### GIVEN PROBLEM
Reproduce the material in full, unchanged.

### EXCERPTED RECORDS
====
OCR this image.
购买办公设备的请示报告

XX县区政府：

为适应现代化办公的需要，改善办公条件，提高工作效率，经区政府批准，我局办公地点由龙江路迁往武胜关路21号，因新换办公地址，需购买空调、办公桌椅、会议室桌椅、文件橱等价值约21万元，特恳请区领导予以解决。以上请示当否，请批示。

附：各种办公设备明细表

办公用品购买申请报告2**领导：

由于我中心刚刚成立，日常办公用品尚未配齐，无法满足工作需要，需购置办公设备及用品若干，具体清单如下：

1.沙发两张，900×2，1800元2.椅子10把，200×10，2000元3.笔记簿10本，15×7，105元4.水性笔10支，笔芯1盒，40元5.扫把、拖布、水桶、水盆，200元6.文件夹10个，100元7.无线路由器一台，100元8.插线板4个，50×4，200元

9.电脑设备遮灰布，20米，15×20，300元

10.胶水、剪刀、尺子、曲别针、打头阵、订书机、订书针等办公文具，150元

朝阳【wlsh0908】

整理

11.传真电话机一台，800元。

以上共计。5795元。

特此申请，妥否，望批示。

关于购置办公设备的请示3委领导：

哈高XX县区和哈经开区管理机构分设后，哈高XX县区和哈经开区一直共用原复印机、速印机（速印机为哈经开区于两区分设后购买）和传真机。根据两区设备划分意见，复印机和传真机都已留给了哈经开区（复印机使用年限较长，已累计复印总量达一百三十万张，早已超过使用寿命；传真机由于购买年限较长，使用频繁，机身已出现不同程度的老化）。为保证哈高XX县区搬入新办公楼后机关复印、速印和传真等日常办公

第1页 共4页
====
### EXERCISE RESULT
OCR this image.
购买办公设备的请示报告

XX县区政府：

为适应现代化办公的需要，改善办公条件，提高工作效率，经区政府批准，我局办公地点由龙江路迁往武胜关路21号，因新换办公地址，需购买空调、办公桌椅、会议室桌椅、文件橱等价值约21万元，特恳请区领导予以解决。以上请示当否，请批示。

附：各种办公设备明细表

办公用品购买申请报告2**领导：

由于我中心刚刚成立，日常办公用品尚未配齐，无法满足工作需要，需购置办公设备及用品若干，具体清单如下：

1.沙发两张，900×2，1800元2.椅子10把，200×10，2000元3.笔记簿10本，15×7，105元4.水性笔10支，笔芯1盒，40元5.扫把、拖布、水桶、水盆，200元6.文件夹10个，100元7.无线路由器一台，100元8.插线板4个，50×4，200元

9.电脑设备遮灰布，20米，15×20，300元

10.胶水、剪刀、尺子、曲别针、打头阵、订书机、订书针等办公文具，150元

朝阳【wlsh0908】

整理

11.传真电话机一台，800元。

以上共计。5795元。

特此申请，妥否，望批示。

关于购置办公设备的请示3委领导：

哈高XX县区和哈经开区管理机构分设后，哈高XX县区和哈经开区一直共用原复印机、速印机（速印机为哈经开区于两区分设后购买）和传真机。根据两区设备划分意见，复印机和传真机都已留给了哈经开区（复印机使用年限较长，已累计复印总量达一百三十万张，早已超过使用寿命；传真机由于购买年限较长，使用频繁，机身已出现不同程度的老化）。为保证哈高XX县区搬入新办公楼后机关复印、速印和传真等日常办公

第1页 共4页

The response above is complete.